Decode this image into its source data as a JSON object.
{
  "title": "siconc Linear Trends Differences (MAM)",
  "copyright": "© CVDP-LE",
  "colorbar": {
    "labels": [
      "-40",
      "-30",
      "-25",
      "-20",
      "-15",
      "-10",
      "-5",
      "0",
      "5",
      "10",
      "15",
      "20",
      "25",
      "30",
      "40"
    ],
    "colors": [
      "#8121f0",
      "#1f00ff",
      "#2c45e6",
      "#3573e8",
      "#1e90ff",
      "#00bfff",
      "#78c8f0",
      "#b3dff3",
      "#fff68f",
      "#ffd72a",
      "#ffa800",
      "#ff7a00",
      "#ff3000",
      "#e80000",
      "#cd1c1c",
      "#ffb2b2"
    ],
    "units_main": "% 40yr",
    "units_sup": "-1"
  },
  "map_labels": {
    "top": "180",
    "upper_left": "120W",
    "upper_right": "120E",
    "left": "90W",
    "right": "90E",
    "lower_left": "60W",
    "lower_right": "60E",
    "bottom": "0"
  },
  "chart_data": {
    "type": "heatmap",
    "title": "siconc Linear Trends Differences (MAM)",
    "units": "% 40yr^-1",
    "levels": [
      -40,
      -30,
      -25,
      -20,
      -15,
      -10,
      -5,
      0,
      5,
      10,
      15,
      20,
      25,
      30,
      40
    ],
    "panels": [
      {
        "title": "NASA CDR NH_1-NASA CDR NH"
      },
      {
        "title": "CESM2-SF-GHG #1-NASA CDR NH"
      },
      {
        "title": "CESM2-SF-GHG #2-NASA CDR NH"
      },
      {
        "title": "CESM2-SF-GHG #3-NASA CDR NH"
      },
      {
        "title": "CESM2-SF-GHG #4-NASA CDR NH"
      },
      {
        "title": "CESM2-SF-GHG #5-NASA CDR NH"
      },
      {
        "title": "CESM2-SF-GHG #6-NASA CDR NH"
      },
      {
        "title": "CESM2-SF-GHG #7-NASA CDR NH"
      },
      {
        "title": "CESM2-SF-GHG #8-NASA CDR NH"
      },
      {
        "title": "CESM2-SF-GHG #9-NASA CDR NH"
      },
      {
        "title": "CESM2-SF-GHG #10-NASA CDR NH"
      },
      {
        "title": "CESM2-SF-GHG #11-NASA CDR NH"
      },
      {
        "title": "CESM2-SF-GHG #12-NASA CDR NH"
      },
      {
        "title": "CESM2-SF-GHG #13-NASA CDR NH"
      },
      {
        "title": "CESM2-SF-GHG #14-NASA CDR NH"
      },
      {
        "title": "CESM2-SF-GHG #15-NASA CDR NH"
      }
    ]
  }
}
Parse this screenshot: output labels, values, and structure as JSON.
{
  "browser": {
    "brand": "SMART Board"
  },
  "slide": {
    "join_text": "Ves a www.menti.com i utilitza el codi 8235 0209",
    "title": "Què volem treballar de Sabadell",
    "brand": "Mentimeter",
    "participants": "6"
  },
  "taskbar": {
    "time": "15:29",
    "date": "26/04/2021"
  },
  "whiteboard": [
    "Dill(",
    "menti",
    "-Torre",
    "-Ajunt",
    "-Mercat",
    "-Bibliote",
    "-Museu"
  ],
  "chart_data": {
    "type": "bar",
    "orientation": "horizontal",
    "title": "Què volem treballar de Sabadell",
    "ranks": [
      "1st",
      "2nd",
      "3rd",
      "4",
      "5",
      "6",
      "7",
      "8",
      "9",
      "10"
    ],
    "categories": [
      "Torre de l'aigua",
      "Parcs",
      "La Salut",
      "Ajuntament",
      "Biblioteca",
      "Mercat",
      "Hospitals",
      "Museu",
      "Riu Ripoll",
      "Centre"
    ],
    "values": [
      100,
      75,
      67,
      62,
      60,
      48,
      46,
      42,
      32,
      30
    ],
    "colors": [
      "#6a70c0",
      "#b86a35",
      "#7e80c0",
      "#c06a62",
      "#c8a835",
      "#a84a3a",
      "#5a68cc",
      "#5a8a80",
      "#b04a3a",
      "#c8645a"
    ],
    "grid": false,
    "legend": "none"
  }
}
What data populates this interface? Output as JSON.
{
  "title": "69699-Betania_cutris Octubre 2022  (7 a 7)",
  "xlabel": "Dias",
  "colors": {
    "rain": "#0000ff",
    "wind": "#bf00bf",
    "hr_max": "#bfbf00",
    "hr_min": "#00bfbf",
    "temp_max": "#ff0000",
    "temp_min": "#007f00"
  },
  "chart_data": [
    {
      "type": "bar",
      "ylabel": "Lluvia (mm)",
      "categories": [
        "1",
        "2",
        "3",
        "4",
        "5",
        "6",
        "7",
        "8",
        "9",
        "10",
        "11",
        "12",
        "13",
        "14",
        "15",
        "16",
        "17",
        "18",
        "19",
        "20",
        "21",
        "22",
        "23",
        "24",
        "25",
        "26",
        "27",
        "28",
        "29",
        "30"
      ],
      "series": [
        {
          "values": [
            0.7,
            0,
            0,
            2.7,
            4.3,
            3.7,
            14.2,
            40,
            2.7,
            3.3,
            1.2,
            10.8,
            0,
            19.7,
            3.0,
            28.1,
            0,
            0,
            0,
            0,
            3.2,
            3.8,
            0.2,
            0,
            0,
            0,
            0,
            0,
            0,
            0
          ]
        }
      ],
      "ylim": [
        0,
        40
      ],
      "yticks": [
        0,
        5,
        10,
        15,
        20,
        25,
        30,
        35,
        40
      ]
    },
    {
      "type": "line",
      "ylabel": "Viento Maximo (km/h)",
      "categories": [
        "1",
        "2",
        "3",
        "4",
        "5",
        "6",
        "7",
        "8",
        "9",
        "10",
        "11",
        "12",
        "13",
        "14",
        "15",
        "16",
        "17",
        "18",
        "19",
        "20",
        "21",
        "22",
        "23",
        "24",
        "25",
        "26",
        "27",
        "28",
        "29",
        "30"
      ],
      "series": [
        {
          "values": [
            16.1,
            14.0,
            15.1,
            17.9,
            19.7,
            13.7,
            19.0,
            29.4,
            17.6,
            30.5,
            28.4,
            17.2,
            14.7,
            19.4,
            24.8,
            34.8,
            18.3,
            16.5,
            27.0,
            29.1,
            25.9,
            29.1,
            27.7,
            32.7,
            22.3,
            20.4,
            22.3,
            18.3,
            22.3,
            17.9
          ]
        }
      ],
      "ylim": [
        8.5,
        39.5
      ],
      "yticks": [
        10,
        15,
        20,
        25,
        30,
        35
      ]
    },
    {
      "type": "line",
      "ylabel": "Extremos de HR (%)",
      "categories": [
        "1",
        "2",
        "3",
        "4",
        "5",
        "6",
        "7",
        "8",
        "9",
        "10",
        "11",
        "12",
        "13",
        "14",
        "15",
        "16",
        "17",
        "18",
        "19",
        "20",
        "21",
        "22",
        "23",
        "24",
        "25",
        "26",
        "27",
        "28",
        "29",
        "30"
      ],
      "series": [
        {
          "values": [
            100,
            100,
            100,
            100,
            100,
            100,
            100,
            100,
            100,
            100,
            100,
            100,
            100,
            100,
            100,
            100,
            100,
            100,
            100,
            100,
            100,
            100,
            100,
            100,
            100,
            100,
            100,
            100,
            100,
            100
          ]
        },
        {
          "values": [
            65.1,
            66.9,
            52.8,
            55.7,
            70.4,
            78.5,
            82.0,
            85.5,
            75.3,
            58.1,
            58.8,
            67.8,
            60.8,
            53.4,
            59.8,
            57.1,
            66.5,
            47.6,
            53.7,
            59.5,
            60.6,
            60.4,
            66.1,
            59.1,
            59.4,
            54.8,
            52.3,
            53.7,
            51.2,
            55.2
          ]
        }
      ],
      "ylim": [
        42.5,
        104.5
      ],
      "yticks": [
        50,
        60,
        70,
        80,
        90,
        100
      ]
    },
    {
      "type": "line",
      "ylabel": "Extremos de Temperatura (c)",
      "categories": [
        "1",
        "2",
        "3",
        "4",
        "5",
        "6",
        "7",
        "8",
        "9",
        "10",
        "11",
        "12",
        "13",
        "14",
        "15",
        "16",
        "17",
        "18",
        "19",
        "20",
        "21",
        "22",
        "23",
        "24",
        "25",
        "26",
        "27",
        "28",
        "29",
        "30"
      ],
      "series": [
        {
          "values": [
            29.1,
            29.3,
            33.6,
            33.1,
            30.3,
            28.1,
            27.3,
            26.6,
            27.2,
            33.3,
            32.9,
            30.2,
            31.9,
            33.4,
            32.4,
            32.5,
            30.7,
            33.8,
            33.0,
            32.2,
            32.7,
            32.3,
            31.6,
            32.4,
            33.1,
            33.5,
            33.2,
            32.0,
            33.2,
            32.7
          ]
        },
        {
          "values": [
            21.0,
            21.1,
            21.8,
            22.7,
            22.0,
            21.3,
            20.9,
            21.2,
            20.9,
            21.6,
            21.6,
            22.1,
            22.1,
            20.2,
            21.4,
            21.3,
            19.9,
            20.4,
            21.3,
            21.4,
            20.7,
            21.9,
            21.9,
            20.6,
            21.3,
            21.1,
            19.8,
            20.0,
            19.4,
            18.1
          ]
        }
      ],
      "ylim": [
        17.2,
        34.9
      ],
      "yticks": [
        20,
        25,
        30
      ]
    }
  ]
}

Instructions for the task |
What is the number of lines in the data holding the word "siconc"? Reply with that number only.

The reply |
2